Input material:

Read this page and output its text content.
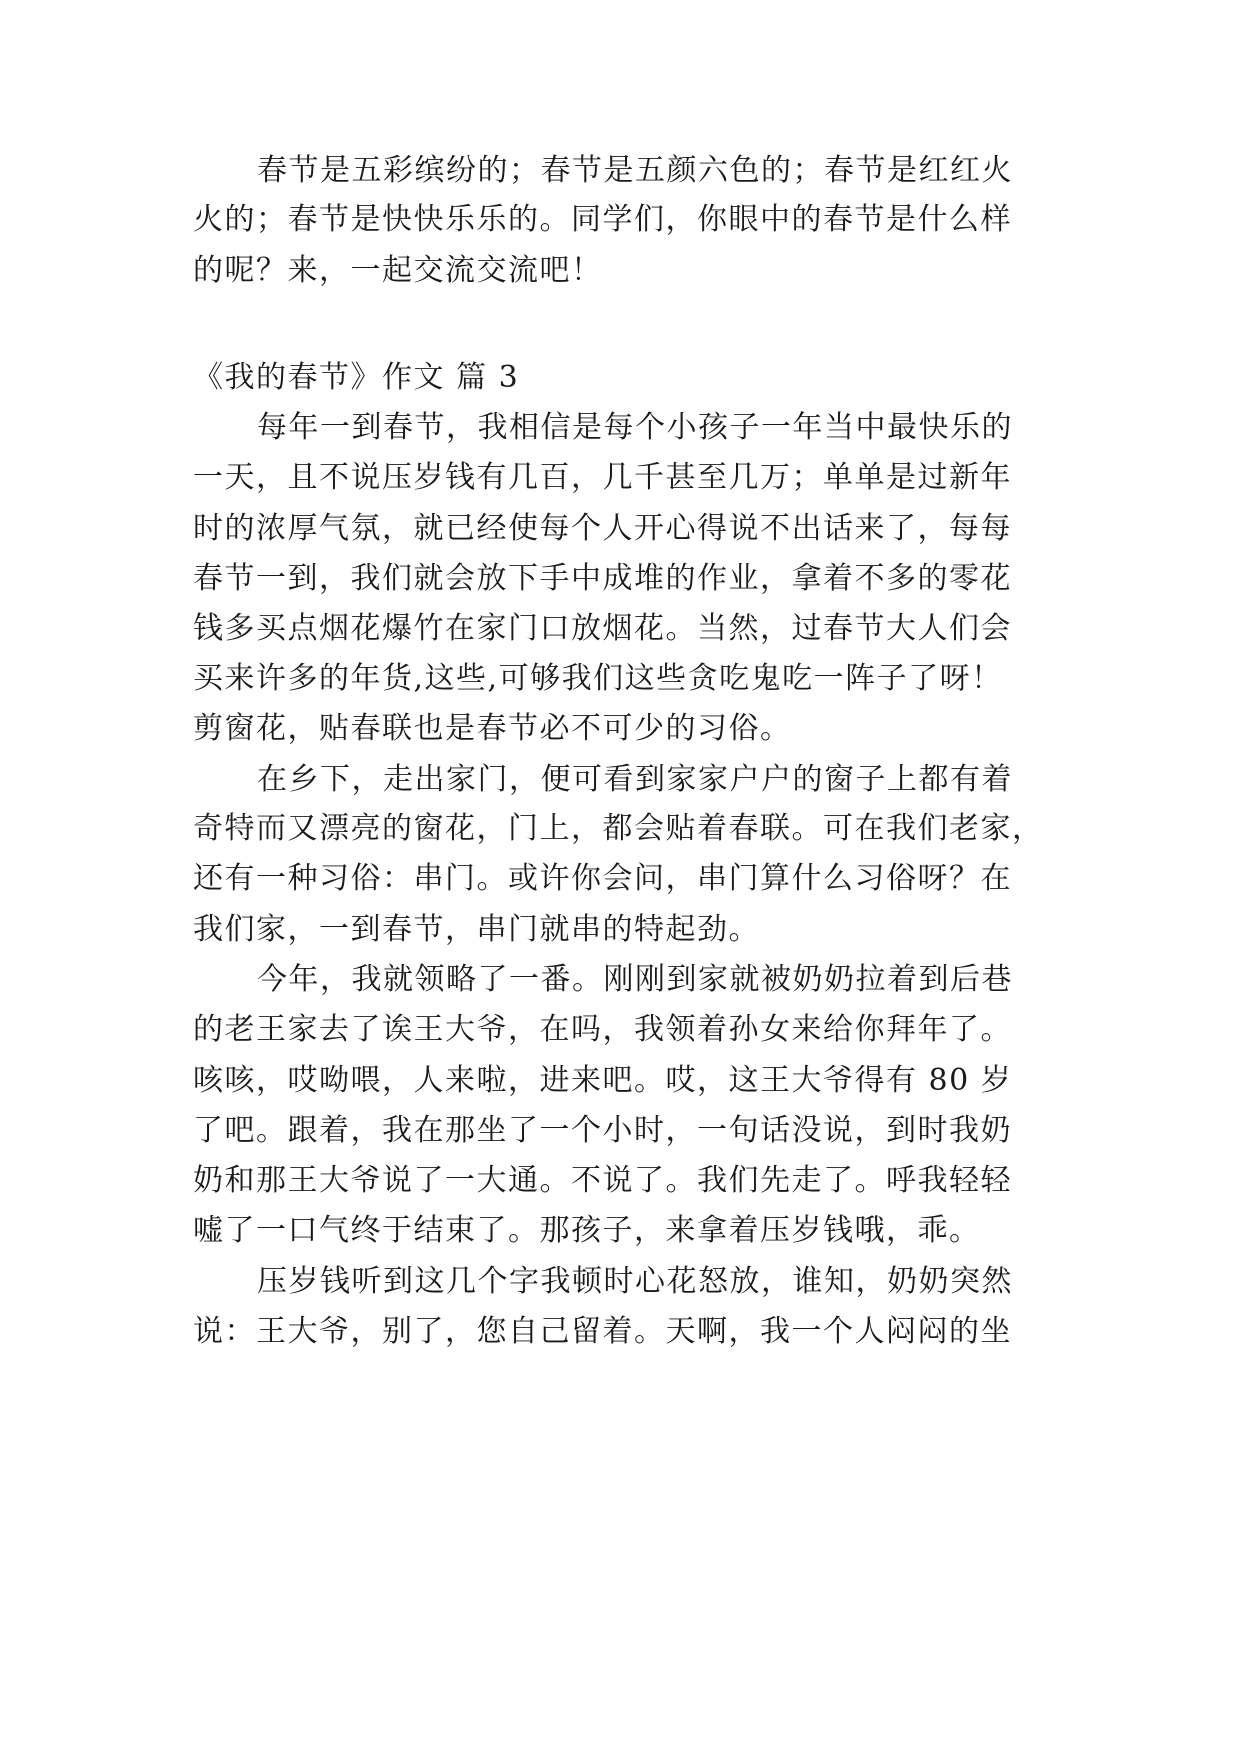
春节是五彩缤纷的；春节是五颜六色的；春节是红红火
火的；春节是快快乐乐的。同学们，你眼中的春节是什么样
的呢？来，一起交流交流吧！
《我的春节》作文 篇 3
每年一到春节，我相信是每个小孩子一年当中最快乐的
一天，且不说压岁钱有几百，几千甚至几万；单单是过新年
时的浓厚气氛，就已经使每个人开心得说不出话来了，每每
春节一到，我们就会放下手中成堆的作业，拿着不多的零花
钱多买点烟花爆竹在家门口放烟花。当然，过春节大人们会
买来许多的年货,这些,可够我们这些贪吃鬼吃一阵子了呀！
剪窗花，贴春联也是春节必不可少的习俗。
在乡下，走出家门，便可看到家家户户的窗子上都有着
奇特而又漂亮的窗花，门上，都会贴着春联。可在我们老家，
还有一种习俗：串门。或许你会问，串门算什么习俗呀？在
我们家，一到春节，串门就串的特起劲。
今年，我就领略了一番。刚刚到家就被奶奶拉着到后巷
的老王家去了诶王大爷，在吗，我领着孙女来给你拜年了。
咳咳，哎呦喂，人来啦，进来吧。哎，这王大爷得有 80 岁
了吧。跟着，我在那坐了一个小时，一句话没说，到时我奶
奶和那王大爷说了一大通。不说了。我们先走了。呼我轻轻
嘘了一口气终于结束了。那孩子，来拿着压岁钱哦，乖。
压岁钱听到这几个字我顿时心花怒放，谁知，奶奶突然
说：王大爷，别了，您自己留着。天啊，我一个人闷闷的坐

Problem: Every entry should be returned exactly as written, minus the pictures.

Result of this task:
Read this page and output its text content.
春节是五彩缤纷的；春节是五颜六色的；春节是红红火
火的；春节是快快乐乐的。同学们，你眼中的春节是什么样
的呢？来，一起交流交流吧！
《我的春节》作文 篇 3
每年一到春节，我相信是每个小孩子一年当中最快乐的
一天，且不说压岁钱有几百，几千甚至几万；单单是过新年
时的浓厚气氛，就已经使每个人开心得说不出话来了，每每
春节一到，我们就会放下手中成堆的作业，拿着不多的零花
钱多买点烟花爆竹在家门口放烟花。当然，过春节大人们会
买来许多的年货,这些,可够我们这些贪吃鬼吃一阵子了呀！
剪窗花，贴春联也是春节必不可少的习俗。
在乡下，走出家门，便可看到家家户户的窗子上都有着
奇特而又漂亮的窗花，门上，都会贴着春联。可在我们老家，
还有一种习俗：串门。或许你会问，串门算什么习俗呀？在
我们家，一到春节，串门就串的特起劲。
今年，我就领略了一番。刚刚到家就被奶奶拉着到后巷
的老王家去了诶王大爷，在吗，我领着孙女来给你拜年了。
咳咳，哎呦喂，人来啦，进来吧。哎，这王大爷得有 80 岁
了吧。跟着，我在那坐了一个小时，一句话没说，到时我奶
奶和那王大爷说了一大通。不说了。我们先走了。呼我轻轻
嘘了一口气终于结束了。那孩子，来拿着压岁钱哦，乖。
压岁钱听到这几个字我顿时心花怒放，谁知，奶奶突然
说：王大爷，别了，您自己留着。天啊，我一个人闷闷的坐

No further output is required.